# [TASK TO COMPLETE]
Copy out every one of the following records line for line, without changing anything.

Extracted data entries
----------

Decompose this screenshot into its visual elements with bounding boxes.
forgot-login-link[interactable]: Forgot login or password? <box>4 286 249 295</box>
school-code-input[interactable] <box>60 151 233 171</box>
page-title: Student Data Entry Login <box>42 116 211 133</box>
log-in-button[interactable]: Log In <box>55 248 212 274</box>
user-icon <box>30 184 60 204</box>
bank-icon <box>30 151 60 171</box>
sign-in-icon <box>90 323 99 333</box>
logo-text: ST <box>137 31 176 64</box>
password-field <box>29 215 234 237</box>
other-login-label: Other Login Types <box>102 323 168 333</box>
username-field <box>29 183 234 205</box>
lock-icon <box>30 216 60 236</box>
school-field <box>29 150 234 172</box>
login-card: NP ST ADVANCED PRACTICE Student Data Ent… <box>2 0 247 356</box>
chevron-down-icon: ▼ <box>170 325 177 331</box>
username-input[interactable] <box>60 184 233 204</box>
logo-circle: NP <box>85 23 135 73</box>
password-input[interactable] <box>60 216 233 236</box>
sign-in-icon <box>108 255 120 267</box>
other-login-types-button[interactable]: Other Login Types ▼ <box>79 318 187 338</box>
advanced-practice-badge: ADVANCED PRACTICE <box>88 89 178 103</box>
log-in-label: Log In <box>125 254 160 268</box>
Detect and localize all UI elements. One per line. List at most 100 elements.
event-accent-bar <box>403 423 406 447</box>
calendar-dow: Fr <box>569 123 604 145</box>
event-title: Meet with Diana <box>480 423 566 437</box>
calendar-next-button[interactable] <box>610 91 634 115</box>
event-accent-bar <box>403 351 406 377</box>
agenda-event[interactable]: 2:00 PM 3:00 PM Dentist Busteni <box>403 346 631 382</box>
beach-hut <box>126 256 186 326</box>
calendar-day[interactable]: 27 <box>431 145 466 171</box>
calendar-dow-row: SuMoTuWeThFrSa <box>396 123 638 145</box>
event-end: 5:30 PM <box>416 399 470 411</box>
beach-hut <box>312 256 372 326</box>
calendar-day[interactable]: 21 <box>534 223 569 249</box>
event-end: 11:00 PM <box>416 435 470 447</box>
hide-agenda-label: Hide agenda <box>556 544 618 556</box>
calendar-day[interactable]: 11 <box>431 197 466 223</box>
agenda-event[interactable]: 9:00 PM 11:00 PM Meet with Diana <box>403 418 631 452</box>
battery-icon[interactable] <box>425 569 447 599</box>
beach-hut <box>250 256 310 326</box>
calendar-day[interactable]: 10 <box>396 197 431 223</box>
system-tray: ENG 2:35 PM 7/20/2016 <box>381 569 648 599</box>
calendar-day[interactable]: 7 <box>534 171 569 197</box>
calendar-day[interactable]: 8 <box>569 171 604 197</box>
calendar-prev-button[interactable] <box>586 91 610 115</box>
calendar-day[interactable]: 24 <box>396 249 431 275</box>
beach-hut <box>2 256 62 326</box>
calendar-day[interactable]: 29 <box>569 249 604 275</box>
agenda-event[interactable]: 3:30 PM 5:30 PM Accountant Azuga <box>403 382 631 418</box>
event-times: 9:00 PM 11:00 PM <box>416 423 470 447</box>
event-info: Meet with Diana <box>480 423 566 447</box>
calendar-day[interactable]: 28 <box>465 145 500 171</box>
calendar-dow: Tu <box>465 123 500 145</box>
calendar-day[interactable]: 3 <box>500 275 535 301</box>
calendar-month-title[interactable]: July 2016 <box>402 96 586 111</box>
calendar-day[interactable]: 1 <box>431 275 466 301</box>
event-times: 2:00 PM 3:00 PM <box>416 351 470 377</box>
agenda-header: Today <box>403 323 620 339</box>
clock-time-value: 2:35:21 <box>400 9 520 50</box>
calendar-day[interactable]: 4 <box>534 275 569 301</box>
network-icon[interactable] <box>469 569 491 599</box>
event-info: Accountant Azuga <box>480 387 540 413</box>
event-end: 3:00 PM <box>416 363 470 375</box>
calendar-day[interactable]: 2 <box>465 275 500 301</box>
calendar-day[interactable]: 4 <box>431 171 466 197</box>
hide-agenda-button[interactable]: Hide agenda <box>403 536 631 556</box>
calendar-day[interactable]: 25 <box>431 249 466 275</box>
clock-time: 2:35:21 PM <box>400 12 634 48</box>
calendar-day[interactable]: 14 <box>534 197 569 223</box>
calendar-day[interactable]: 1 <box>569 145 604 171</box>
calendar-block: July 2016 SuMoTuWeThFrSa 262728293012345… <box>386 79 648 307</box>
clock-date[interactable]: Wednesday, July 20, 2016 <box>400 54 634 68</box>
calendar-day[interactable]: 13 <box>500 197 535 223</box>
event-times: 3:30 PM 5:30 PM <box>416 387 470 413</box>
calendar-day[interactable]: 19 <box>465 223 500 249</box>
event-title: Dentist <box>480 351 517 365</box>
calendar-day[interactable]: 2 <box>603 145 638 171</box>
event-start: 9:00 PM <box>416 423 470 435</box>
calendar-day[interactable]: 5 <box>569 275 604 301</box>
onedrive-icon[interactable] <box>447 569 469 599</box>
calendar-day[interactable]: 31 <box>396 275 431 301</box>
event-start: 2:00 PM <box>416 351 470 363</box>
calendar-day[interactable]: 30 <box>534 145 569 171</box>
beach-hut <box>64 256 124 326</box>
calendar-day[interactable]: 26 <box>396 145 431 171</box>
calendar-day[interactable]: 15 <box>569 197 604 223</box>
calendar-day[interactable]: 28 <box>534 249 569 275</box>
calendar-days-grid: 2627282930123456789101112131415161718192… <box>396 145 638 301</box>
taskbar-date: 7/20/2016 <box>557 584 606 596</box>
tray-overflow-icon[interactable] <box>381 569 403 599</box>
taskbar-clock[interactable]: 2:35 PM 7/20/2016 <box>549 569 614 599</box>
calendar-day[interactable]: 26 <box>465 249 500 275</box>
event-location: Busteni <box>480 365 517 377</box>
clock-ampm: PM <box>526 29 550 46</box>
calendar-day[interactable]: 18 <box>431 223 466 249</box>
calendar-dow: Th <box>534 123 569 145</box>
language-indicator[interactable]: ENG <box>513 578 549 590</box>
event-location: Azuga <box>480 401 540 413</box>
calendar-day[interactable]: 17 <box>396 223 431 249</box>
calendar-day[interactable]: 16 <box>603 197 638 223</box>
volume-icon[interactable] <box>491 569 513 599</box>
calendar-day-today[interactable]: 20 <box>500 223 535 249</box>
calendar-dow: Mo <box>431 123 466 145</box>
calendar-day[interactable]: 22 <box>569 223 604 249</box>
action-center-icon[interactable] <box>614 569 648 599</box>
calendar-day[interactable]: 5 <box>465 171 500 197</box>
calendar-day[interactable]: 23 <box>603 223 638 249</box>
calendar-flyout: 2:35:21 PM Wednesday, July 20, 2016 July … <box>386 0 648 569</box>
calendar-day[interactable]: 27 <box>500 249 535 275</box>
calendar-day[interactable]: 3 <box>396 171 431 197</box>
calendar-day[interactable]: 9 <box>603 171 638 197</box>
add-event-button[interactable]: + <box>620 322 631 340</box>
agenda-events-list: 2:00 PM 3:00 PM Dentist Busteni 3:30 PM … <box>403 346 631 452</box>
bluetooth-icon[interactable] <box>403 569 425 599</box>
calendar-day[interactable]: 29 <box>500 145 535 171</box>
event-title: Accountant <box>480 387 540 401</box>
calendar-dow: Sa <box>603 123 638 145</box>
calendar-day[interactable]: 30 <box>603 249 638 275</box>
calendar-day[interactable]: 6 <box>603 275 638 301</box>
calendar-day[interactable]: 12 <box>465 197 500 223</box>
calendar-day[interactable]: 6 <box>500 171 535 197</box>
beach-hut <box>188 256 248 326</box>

----------

# [TASK ANSWER]
Decompose this screenshot into its visual elements with bounding boxes.
forgot-login-link[interactable]: Forgot login or password? <box>4 286 249 295</box>
school-code-input[interactable] <box>60 151 233 171</box>
page-title: Student Data Entry Login <box>42 116 211 133</box>
log-in-button[interactable]: Log In <box>55 248 212 274</box>
user-icon <box>30 184 60 204</box>
bank-icon <box>30 151 60 171</box>
sign-in-icon <box>90 323 99 333</box>
logo-text: ST <box>137 31 176 64</box>
password-field <box>29 215 234 237</box>
other-login-label: Other Login Types <box>102 323 168 333</box>
username-field <box>29 183 234 205</box>
lock-icon <box>30 216 60 236</box>
school-field <box>29 150 234 172</box>
login-card: NP ST ADVANCED PRACTICE Student Data Ent… <box>2 0 247 356</box>
chevron-down-icon: ▼ <box>170 325 177 331</box>
username-input[interactable] <box>60 184 233 204</box>
logo-circle: NP <box>85 23 135 73</box>
password-input[interactable] <box>60 216 233 236</box>
sign-in-icon <box>108 255 120 267</box>
other-login-types-button[interactable]: Other Login Types ▼ <box>79 318 187 338</box>
advanced-practice-badge: ADVANCED PRACTICE <box>88 89 178 103</box>
log-in-label: Log In <box>125 254 160 268</box>
Detect and localize all UI elements. One per line. List at most 100 elements.
event-accent-bar <box>403 423 406 447</box>
calendar-dow: Fr <box>569 123 604 145</box>
event-title: Meet with Diana <box>480 423 566 437</box>
calendar-next-button[interactable] <box>610 91 634 115</box>
event-accent-bar <box>403 351 406 377</box>
agenda-event[interactable]: 2:00 PM 3:00 PM Dentist Busteni <box>403 346 631 382</box>
beach-hut <box>126 256 186 326</box>
calendar-day[interactable]: 27 <box>431 145 466 171</box>
calendar-dow-row: SuMoTuWeThFrSa <box>396 123 638 145</box>
event-end: 5:30 PM <box>416 399 470 411</box>
beach-hut <box>312 256 372 326</box>
calendar-day[interactable]: 21 <box>534 223 569 249</box>
event-end: 11:00 PM <box>416 435 470 447</box>
hide-agenda-label: Hide agenda <box>556 544 618 556</box>
calendar-day[interactable]: 11 <box>431 197 466 223</box>
agenda-event[interactable]: 9:00 PM 11:00 PM Meet with Diana <box>403 418 631 452</box>
battery-icon[interactable] <box>425 569 447 599</box>
beach-hut <box>250 256 310 326</box>
calendar-day[interactable]: 10 <box>396 197 431 223</box>
system-tray: ENG 2:35 PM 7/20/2016 <box>381 569 648 599</box>
calendar-day[interactable]: 7 <box>534 171 569 197</box>
calendar-day[interactable]: 8 <box>569 171 604 197</box>
calendar-prev-button[interactable] <box>586 91 610 115</box>
calendar-day[interactable]: 24 <box>396 249 431 275</box>
beach-hut <box>2 256 62 326</box>
calendar-day[interactable]: 29 <box>569 249 604 275</box>
agenda-event[interactable]: 3:30 PM 5:30 PM Accountant Azuga <box>403 382 631 418</box>
event-times: 9:00 PM 11:00 PM <box>416 423 470 447</box>
event-info: Meet with Diana <box>480 423 566 447</box>
calendar-day[interactable]: 28 <box>465 145 500 171</box>
calendar-dow: Tu <box>465 123 500 145</box>
calendar-day[interactable]: 3 <box>500 275 535 301</box>
calendar-month-title[interactable]: July 2016 <box>402 96 586 111</box>
calendar-day[interactable]: 1 <box>431 275 466 301</box>
event-times: 2:00 PM 3:00 PM <box>416 351 470 377</box>
agenda-header: Today <box>403 323 620 339</box>
clock-time-value: 2:35:21 <box>400 9 520 50</box>
calendar-day[interactable]: 4 <box>534 275 569 301</box>
network-icon[interactable] <box>469 569 491 599</box>
event-info: Accountant Azuga <box>480 387 540 413</box>
event-end: 3:00 PM <box>416 363 470 375</box>
calendar-day[interactable]: 2 <box>465 275 500 301</box>
calendar-day[interactable]: 4 <box>431 171 466 197</box>
hide-agenda-button[interactable]: Hide agenda <box>403 536 631 556</box>
calendar-day[interactable]: 25 <box>431 249 466 275</box>
clock-time: 2:35:21 PM <box>400 12 634 48</box>
calendar-day[interactable]: 14 <box>534 197 569 223</box>
calendar-day[interactable]: 1 <box>569 145 604 171</box>
calendar-block: July 2016 SuMoTuWeThFrSa 262728293012345… <box>386 79 648 307</box>
clock-date[interactable]: Wednesday, July 20, 2016 <box>400 54 634 68</box>
calendar-day[interactable]: 13 <box>500 197 535 223</box>
event-times: 3:30 PM 5:30 PM <box>416 387 470 413</box>
calendar-day[interactable]: 19 <box>465 223 500 249</box>
event-title: Dentist <box>480 351 517 365</box>
calendar-day[interactable]: 2 <box>603 145 638 171</box>
event-start: 9:00 PM <box>416 423 470 435</box>
calendar-day[interactable]: 5 <box>569 275 604 301</box>
onedrive-icon[interactable] <box>447 569 469 599</box>
calendar-day[interactable]: 31 <box>396 275 431 301</box>
event-start: 2:00 PM <box>416 351 470 363</box>
calendar-day[interactable]: 30 <box>534 145 569 171</box>
beach-hut <box>64 256 124 326</box>
calendar-day[interactable]: 26 <box>396 145 431 171</box>
calendar-day[interactable]: 15 <box>569 197 604 223</box>
calendar-day[interactable]: 28 <box>534 249 569 275</box>
calendar-days-grid: 2627282930123456789101112131415161718192… <box>396 145 638 301</box>
taskbar-date: 7/20/2016 <box>557 584 606 596</box>
tray-overflow-icon[interactable] <box>381 569 403 599</box>
taskbar-clock[interactable]: 2:35 PM 7/20/2016 <box>549 569 614 599</box>
calendar-day[interactable]: 26 <box>465 249 500 275</box>
event-location: Busteni <box>480 365 517 377</box>
clock-ampm: PM <box>526 29 550 46</box>
calendar-day[interactable]: 18 <box>431 223 466 249</box>
calendar-dow: Th <box>534 123 569 145</box>
language-indicator[interactable]: ENG <box>513 578 549 590</box>
event-location: Azuga <box>480 401 540 413</box>
calendar-day[interactable]: 17 <box>396 223 431 249</box>
calendar-day[interactable]: 16 <box>603 197 638 223</box>
volume-icon[interactable] <box>491 569 513 599</box>
calendar-day-today[interactable]: 20 <box>500 223 535 249</box>
calendar-dow: Mo <box>431 123 466 145</box>
calendar-day[interactable]: 22 <box>569 223 604 249</box>
action-center-icon[interactable] <box>614 569 648 599</box>
calendar-day[interactable]: 5 <box>465 171 500 197</box>
calendar-day[interactable]: 23 <box>603 223 638 249</box>
calendar-flyout: 2:35:21 PM Wednesday, July 20, 2016 July … <box>386 0 648 569</box>
calendar-day[interactable]: 27 <box>500 249 535 275</box>
calendar-day[interactable]: 3 <box>396 171 431 197</box>
calendar-day[interactable]: 9 <box>603 171 638 197</box>
add-event-button[interactable]: + <box>620 322 631 340</box>
agenda-events-list: 2:00 PM 3:00 PM Dentist Busteni 3:30 PM … <box>403 346 631 452</box>
bluetooth-icon[interactable] <box>403 569 425 599</box>
calendar-day[interactable]: 29 <box>500 145 535 171</box>
event-title: Accountant <box>480 387 540 401</box>
calendar-dow: Sa <box>603 123 638 145</box>
calendar-day[interactable]: 30 <box>603 249 638 275</box>
calendar-day[interactable]: 6 <box>603 275 638 301</box>
calendar-day[interactable]: 12 <box>465 197 500 223</box>
calendar-day[interactable]: 6 <box>500 171 535 197</box>
beach-hut <box>188 256 248 326</box>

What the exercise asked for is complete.